*Goal of the exercise:*
Copy out all the records exactly.
== Dataset excerpts ==
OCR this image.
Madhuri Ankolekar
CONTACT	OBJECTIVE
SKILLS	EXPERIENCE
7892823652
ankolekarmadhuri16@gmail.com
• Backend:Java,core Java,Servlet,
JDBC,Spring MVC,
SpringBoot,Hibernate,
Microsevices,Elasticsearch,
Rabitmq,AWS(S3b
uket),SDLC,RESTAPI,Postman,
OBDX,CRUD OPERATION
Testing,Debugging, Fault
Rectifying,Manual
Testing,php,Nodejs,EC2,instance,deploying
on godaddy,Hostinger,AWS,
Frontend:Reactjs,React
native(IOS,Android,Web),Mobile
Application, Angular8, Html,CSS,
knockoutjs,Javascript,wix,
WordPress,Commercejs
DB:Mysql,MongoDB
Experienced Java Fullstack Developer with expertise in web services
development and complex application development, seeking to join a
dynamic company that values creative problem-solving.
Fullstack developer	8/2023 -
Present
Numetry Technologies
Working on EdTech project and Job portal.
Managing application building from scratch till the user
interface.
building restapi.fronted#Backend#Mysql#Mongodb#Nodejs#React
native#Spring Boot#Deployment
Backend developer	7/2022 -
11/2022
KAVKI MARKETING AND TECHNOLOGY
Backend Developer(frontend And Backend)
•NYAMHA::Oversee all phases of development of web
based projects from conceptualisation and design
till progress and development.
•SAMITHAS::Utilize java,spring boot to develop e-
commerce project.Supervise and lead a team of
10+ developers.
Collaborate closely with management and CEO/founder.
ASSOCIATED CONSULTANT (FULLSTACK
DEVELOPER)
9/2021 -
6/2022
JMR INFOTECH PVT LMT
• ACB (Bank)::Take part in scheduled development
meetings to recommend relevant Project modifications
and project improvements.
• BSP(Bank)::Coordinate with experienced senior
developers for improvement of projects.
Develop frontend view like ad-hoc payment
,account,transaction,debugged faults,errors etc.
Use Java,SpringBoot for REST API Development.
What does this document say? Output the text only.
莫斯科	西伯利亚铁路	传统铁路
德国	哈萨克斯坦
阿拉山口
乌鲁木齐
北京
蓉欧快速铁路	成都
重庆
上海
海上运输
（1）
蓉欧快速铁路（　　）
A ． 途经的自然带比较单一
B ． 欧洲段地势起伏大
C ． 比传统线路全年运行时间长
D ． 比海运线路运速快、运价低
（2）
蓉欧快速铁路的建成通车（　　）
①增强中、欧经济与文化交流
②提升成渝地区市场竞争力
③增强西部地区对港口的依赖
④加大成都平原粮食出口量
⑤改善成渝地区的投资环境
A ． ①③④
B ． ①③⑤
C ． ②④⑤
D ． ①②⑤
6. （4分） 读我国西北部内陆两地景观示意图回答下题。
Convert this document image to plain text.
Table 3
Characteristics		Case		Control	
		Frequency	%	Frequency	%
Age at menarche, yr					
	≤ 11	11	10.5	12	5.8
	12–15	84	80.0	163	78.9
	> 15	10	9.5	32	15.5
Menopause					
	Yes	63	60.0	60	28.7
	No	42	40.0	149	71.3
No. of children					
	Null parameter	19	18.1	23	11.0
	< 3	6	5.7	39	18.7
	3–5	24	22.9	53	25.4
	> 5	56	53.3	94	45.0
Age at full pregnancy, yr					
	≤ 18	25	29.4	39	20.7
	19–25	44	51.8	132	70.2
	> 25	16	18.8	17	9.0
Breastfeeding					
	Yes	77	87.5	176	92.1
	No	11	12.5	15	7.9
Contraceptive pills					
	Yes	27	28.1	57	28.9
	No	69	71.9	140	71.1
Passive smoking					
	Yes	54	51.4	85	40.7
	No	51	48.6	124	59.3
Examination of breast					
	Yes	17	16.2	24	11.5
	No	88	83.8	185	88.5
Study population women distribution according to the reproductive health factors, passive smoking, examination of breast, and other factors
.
===
*Task solution:*
OCR this image.
Madhuri Ankolekar
CONTACT	OBJECTIVE
SKILLS	EXPERIENCE
7892823652
ankolekarmadhuri16@gmail.com
• Backend:Java,core Java,Servlet,
JDBC,Spring MVC,
SpringBoot,Hibernate,
Microsevices,Elasticsearch,
Rabitmq,AWS(S3b
uket),SDLC,RESTAPI,Postman,
OBDX,CRUD OPERATION
Testing,Debugging, Fault
Rectifying,Manual
Testing,php,Nodejs,EC2,instance,deploying
on godaddy,Hostinger,AWS,
Frontend:Reactjs,React
native(IOS,Android,Web),Mobile
Application, Angular8, Html,CSS,
knockoutjs,Javascript,wix,
WordPress,Commercejs
DB:Mysql,MongoDB
Experienced Java Fullstack Developer with expertise in web services
development and complex application development, seeking to join a
dynamic company that values creative problem-solving.
Fullstack developer	8/2023 -
Present
Numetry Technologies
Working on EdTech project and Job portal.
Managing application building from scratch till the user
interface.
building restapi.fronted#Backend#Mysql#Mongodb#Nodejs#React
native#Spring Boot#Deployment
Backend developer	7/2022 -
11/2022
KAVKI MARKETING AND TECHNOLOGY
Backend Developer(frontend And Backend)
•NYAMHA::Oversee all phases of development of web
based projects from conceptualisation and design
till progress and development.
•SAMITHAS::Utilize java,spring boot to develop e-
commerce project.Supervise and lead a team of
10+ developers.
Collaborate closely with management and CEO/founder.
ASSOCIATED CONSULTANT (FULLSTACK
DEVELOPER)
9/2021 -
6/2022
JMR INFOTECH PVT LMT
• ACB (Bank)::Take part in scheduled development
meetings to recommend relevant Project modifications
and project improvements.
• BSP(Bank)::Coordinate with experienced senior
developers for improvement of projects.
Develop frontend view like ad-hoc payment
,account,transaction,debugged faults,errors etc.
Use Java,SpringBoot for REST API Development.
What does this document say? Output the text only.
莫斯科	西伯利亚铁路	传统铁路
德国	哈萨克斯坦
阿拉山口
乌鲁木齐
北京
蓉欧快速铁路	成都
重庆
上海
海上运输
（1）
蓉欧快速铁路（　　）
A ． 途经的自然带比较单一
B ． 欧洲段地势起伏大
C ． 比传统线路全年运行时间长
D ． 比海运线路运速快、运价低
（2）
蓉欧快速铁路的建成通车（　　）
①增强中、欧经济与文化交流
②提升成渝地区市场竞争力
③增强西部地区对港口的依赖
④加大成都平原粮食出口量
⑤改善成渝地区的投资环境
A ． ①③④
B ． ①③⑤
C ． ②④⑤
D ． ①②⑤
6. （4分） 读我国西北部内陆两地景观示意图回答下题。
Convert this document image to plain text.
Table 3
Characteristics		Case		Control	
		Frequency	%	Frequency	%
Age at menarche, yr					
	≤ 11	11	10.5	12	5.8
	12–15	84	80.0	163	78.9
	> 15	10	9.5	32	15.5
Menopause					
	Yes	63	60.0	60	28.7
	No	42	40.0	149	71.3
No. of children					
	Null parameter	19	18.1	23	11.0
	< 3	6	5.7	39	18.7
	3–5	24	22.9	53	25.4
	> 5	56	53.3	94	45.0
Age at full pregnancy, yr					
	≤ 18	25	29.4	39	20.7
	19–25	44	51.8	132	70.2
	> 25	16	18.8	17	9.0
Breastfeeding					
	Yes	77	87.5	176	92.1
	No	11	12.5	15	7.9
Contraceptive pills					
	Yes	27	28.1	57	28.9
	No	69	71.9	140	71.1
Passive smoking					
	Yes	54	51.4	85	40.7
	No	51	48.6	124	59.3
Examination of breast					
	Yes	17	16.2	24	11.5
	No	88	83.8	185	88.5
Study population women distribution according to the reproductive health factors, passive smoking, examination of breast, and other factors
.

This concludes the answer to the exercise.